YOUR TASK ▸ Look through the data and write out every line with the word "Workbench" in it.
........
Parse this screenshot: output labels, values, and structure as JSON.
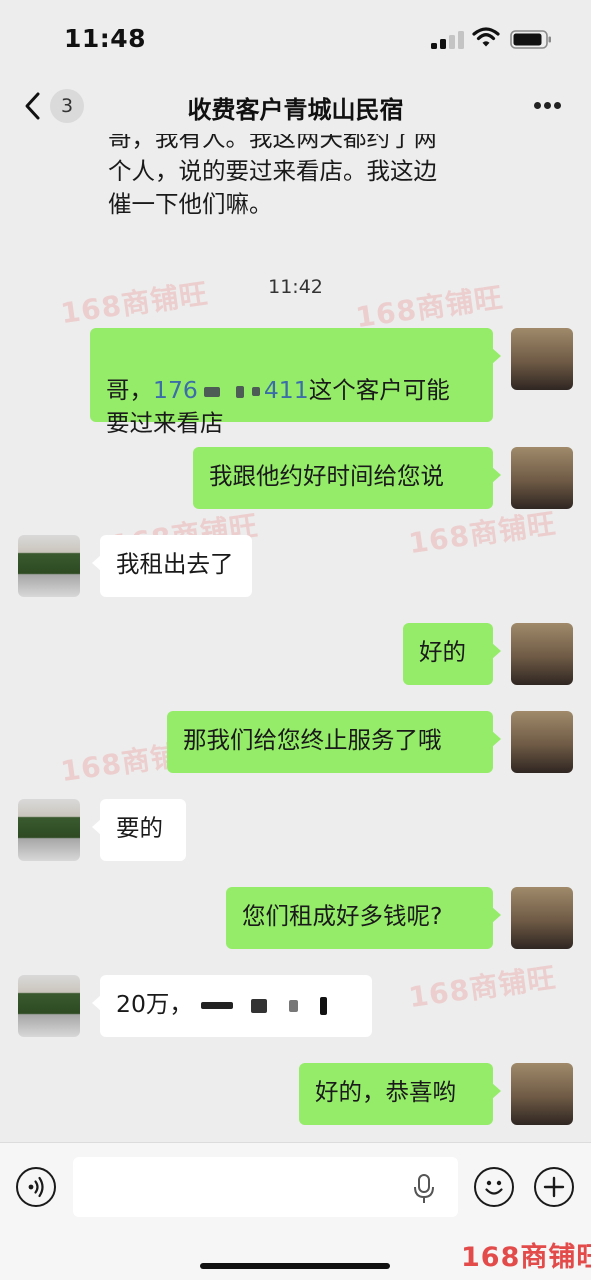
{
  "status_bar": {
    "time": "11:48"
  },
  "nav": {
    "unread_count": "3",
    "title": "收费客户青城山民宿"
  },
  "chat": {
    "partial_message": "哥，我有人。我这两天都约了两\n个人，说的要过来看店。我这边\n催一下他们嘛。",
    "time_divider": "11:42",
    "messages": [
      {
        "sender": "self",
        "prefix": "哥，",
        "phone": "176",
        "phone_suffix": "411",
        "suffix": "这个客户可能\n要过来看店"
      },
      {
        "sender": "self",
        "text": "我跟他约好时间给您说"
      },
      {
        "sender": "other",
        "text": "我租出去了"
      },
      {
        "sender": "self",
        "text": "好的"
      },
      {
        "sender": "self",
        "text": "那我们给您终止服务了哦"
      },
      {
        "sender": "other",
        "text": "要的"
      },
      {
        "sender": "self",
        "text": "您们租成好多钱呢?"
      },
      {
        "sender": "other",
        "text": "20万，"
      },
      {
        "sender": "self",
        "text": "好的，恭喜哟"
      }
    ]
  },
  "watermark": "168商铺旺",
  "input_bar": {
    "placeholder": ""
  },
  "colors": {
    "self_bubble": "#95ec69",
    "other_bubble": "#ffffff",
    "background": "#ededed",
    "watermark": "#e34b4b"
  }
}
........
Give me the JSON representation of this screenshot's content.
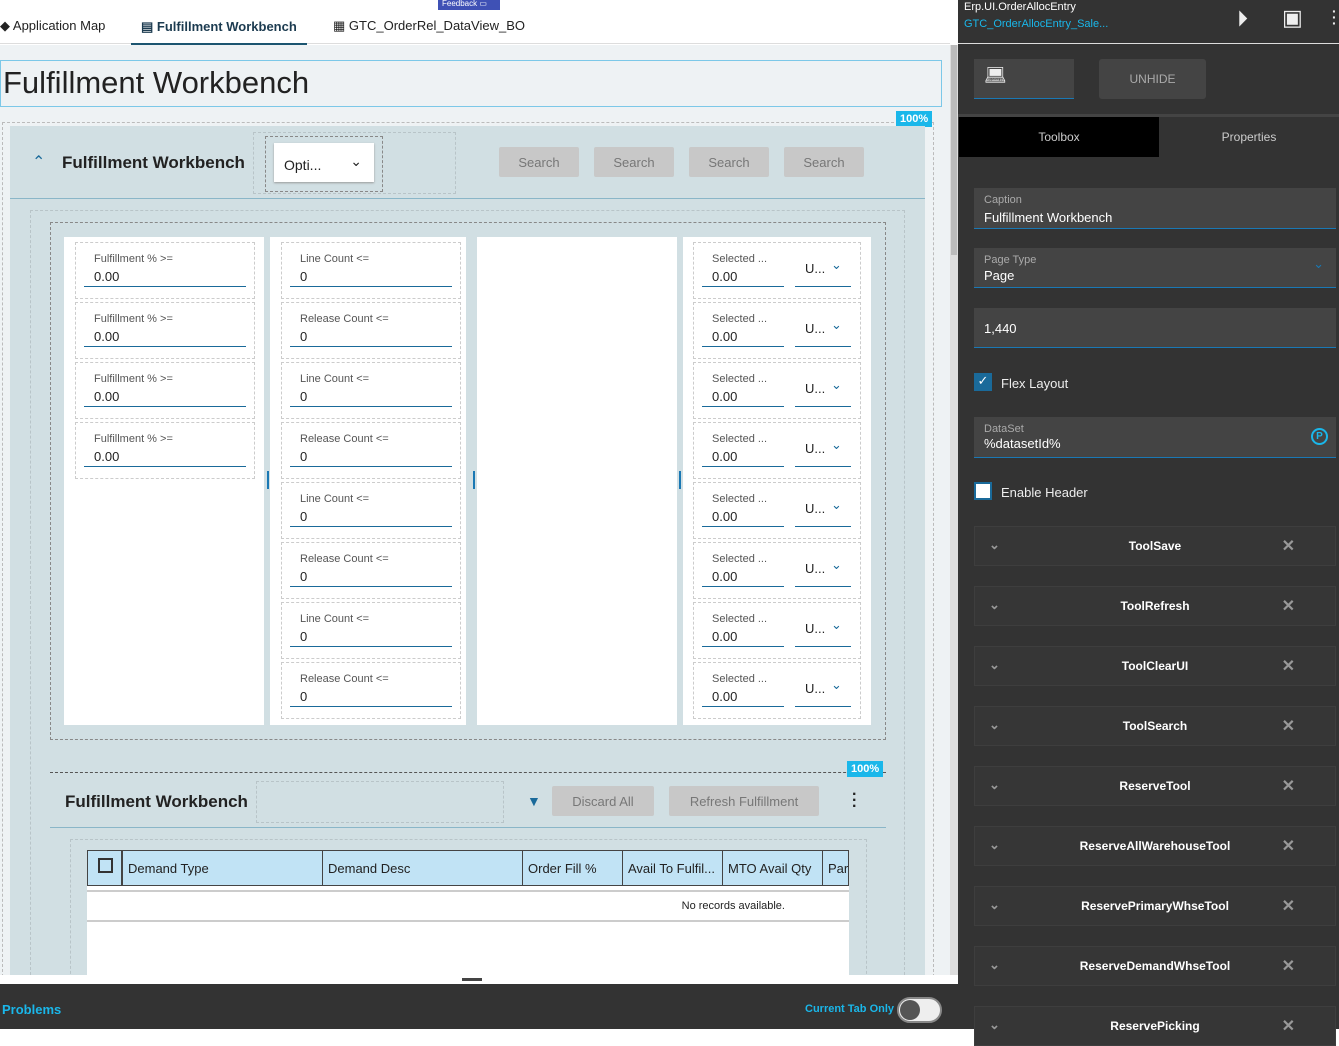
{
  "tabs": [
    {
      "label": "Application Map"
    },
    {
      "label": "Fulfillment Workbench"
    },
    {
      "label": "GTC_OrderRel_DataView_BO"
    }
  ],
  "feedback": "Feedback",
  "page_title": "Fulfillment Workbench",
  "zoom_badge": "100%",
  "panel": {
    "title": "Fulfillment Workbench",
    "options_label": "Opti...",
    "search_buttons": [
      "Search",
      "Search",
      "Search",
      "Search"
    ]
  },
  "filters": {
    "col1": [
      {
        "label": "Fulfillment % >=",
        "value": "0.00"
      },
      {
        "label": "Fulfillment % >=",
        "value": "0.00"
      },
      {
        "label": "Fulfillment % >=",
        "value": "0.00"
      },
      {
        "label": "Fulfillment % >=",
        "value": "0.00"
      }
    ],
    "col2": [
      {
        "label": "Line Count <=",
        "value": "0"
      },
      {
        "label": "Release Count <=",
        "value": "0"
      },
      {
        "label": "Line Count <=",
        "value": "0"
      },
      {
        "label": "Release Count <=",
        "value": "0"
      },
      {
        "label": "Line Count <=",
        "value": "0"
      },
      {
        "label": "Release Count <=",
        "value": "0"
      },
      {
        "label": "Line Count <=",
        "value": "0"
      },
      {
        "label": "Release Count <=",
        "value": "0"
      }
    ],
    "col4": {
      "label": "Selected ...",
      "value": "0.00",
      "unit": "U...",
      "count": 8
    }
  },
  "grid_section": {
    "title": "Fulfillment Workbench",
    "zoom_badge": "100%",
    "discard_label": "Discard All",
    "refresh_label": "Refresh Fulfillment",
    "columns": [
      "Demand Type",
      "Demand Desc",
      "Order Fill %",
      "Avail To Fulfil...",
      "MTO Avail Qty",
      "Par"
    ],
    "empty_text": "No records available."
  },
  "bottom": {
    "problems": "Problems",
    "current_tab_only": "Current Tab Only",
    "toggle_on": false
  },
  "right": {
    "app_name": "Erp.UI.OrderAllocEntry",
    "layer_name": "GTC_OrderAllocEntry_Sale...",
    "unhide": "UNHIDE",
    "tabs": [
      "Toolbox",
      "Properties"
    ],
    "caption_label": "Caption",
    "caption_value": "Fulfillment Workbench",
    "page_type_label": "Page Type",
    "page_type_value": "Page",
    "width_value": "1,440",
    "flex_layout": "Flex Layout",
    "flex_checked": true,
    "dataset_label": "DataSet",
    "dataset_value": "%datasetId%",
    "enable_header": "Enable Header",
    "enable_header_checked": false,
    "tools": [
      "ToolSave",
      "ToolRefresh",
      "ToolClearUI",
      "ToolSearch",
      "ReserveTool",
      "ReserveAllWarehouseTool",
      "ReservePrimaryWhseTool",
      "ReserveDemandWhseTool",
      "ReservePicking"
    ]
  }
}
........
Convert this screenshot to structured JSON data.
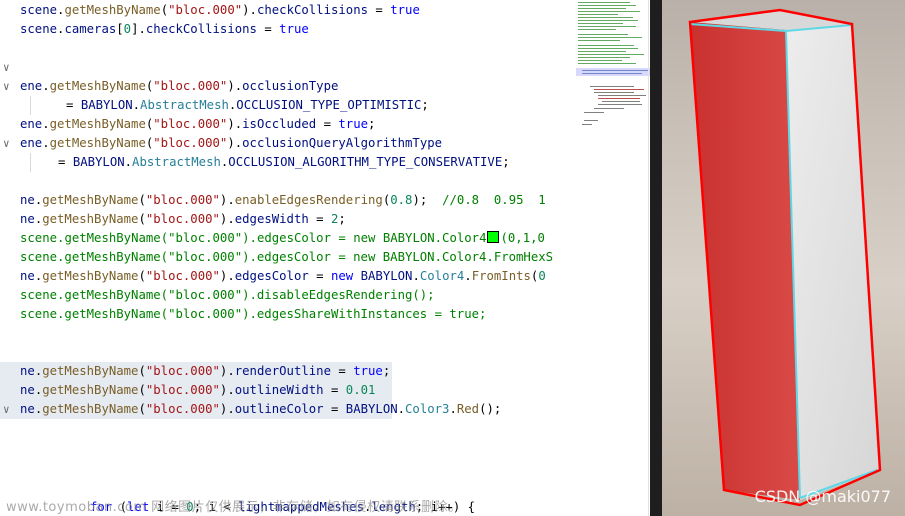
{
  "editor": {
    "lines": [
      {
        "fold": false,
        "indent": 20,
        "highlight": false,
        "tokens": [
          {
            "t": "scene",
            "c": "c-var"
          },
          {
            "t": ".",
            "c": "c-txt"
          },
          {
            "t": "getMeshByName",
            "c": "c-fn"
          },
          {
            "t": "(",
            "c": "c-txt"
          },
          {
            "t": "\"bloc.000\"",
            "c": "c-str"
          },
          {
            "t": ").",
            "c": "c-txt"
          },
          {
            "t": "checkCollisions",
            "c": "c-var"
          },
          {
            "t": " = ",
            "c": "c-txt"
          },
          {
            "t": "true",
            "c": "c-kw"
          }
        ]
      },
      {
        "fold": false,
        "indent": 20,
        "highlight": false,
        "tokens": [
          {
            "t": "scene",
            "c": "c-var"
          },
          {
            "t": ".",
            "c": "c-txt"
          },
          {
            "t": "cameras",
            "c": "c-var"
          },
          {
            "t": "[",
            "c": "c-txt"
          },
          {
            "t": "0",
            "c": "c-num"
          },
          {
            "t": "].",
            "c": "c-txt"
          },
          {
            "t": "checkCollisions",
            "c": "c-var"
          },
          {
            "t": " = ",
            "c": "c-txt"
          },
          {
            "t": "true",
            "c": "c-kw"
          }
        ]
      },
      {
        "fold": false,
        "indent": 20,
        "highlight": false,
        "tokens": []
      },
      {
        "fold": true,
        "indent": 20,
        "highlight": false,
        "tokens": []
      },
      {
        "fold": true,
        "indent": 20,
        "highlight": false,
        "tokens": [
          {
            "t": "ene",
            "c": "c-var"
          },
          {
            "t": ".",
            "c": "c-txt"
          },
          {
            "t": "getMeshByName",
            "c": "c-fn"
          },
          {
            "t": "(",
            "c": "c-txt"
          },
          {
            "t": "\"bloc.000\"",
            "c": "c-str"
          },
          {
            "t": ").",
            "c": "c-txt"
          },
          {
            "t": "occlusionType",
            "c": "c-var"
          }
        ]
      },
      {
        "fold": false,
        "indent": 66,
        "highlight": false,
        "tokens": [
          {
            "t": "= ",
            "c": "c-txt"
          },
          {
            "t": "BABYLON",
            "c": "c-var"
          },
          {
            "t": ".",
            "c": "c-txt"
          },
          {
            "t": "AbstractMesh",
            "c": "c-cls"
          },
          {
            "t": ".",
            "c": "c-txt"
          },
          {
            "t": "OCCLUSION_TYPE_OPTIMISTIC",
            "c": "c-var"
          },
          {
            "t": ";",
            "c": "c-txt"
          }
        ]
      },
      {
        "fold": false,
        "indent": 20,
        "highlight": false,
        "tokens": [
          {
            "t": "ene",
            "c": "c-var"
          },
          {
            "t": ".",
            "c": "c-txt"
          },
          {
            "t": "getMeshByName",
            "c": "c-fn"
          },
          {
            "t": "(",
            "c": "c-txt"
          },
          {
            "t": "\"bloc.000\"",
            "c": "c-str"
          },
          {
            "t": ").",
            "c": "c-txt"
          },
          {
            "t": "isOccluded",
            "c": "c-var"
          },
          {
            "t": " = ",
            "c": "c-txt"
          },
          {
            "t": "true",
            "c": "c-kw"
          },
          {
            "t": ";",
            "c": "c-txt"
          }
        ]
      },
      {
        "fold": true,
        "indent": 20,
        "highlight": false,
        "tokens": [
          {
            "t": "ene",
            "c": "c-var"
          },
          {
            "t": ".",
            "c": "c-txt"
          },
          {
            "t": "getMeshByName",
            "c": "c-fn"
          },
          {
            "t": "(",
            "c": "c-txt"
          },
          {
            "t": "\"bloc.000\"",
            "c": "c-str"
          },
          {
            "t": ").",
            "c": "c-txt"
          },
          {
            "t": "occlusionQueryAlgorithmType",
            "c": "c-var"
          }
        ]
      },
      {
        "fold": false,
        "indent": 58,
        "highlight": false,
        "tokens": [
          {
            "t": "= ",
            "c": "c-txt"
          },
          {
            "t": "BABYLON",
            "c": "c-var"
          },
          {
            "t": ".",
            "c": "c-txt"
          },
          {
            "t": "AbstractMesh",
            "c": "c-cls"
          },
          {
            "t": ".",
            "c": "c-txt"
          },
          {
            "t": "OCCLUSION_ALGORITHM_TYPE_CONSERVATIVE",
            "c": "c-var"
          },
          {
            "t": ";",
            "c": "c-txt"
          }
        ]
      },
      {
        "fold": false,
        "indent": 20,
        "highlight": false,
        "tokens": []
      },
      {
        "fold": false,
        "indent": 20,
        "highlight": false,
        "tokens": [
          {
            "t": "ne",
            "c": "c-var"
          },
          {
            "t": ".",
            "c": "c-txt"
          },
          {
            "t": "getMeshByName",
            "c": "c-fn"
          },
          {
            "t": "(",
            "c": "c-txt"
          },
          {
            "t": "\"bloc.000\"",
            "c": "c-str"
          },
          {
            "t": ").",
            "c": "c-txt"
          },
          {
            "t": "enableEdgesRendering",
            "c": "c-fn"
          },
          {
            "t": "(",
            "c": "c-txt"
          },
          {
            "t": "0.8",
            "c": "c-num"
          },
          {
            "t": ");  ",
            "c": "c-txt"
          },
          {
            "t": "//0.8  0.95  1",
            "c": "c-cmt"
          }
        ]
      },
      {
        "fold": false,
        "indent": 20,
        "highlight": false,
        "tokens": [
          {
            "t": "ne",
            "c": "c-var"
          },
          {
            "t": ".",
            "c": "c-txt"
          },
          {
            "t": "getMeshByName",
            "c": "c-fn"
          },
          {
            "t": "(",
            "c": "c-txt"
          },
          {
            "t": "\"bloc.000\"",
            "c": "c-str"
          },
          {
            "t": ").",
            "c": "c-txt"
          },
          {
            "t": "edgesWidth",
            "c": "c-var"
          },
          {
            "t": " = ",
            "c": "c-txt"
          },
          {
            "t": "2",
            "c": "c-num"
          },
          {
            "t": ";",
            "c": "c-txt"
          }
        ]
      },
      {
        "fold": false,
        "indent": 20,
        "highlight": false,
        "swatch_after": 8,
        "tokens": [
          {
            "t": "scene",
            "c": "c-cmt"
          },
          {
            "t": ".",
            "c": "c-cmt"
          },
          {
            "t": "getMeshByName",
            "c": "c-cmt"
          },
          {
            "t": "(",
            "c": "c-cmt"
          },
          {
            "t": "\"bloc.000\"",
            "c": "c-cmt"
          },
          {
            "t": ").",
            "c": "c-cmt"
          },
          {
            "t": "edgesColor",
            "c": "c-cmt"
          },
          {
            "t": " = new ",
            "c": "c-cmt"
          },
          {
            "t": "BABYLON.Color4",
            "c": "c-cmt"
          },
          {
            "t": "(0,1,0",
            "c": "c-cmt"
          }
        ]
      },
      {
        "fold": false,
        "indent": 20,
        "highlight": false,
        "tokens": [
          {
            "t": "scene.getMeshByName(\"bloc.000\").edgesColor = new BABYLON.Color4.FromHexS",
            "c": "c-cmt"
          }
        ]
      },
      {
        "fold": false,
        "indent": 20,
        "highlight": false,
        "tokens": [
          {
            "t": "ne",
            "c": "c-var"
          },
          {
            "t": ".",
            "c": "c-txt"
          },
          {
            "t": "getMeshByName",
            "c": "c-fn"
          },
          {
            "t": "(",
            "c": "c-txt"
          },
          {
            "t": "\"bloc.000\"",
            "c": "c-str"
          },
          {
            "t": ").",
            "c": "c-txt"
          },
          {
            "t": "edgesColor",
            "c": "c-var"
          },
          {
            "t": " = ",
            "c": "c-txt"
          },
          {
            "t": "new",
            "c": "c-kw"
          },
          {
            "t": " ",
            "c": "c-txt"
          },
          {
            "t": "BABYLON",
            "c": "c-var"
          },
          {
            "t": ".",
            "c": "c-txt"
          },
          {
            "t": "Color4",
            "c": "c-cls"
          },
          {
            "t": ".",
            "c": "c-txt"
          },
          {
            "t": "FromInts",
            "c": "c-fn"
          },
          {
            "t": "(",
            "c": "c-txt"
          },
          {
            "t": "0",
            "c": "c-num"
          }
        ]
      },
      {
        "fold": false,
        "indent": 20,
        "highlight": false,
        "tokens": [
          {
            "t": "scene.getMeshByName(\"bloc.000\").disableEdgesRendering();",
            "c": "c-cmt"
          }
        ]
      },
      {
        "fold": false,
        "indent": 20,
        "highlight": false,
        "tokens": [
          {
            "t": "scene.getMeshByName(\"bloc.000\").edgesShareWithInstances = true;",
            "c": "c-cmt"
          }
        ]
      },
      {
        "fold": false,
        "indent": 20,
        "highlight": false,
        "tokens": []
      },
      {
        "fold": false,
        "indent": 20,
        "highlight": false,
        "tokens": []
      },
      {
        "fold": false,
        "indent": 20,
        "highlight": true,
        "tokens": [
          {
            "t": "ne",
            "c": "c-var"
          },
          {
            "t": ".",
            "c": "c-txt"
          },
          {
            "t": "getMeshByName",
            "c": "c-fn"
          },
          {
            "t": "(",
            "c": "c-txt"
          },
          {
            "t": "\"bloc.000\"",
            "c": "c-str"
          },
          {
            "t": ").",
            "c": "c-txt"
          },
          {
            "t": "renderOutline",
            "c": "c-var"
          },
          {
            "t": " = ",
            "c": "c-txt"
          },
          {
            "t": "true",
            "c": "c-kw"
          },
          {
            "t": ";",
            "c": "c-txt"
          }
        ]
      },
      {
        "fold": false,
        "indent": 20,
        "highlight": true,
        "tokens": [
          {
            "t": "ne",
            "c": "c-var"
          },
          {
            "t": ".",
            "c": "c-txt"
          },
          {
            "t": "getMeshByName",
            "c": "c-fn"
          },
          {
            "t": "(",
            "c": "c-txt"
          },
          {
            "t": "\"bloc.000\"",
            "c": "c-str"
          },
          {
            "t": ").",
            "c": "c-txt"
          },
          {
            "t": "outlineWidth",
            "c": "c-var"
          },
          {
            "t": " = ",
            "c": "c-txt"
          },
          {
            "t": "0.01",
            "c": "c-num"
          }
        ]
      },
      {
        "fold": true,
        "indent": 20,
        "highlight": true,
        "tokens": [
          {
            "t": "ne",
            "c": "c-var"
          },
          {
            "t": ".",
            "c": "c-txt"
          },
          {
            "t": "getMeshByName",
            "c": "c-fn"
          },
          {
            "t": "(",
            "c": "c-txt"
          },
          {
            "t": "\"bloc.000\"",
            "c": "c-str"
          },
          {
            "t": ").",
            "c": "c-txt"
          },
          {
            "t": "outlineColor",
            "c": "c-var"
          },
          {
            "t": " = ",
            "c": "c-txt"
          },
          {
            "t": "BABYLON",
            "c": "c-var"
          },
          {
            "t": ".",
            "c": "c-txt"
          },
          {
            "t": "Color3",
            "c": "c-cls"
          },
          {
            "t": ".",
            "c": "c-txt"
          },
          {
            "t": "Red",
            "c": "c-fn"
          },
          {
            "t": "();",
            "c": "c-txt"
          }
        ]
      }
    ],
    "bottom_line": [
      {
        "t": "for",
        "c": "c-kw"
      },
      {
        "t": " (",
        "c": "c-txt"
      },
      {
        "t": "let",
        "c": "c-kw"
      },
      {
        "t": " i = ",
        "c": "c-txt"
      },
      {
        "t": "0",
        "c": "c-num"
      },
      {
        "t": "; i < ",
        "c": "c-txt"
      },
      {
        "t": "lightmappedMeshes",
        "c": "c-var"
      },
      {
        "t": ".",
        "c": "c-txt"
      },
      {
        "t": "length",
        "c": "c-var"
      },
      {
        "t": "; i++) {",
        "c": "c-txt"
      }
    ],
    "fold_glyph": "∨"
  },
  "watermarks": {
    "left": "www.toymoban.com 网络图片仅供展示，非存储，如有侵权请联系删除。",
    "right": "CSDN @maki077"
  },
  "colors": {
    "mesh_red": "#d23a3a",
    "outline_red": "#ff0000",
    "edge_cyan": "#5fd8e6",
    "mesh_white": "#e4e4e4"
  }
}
........
TASK RESULT ▸
      "label": "Fulfillment Workbench"
  "page_title": "Fulfillment Workbench",
    "title": "Fulfillment Workbench",
    "title": "Fulfillment Workbench",
    "caption_value": "Fulfillment Workbench",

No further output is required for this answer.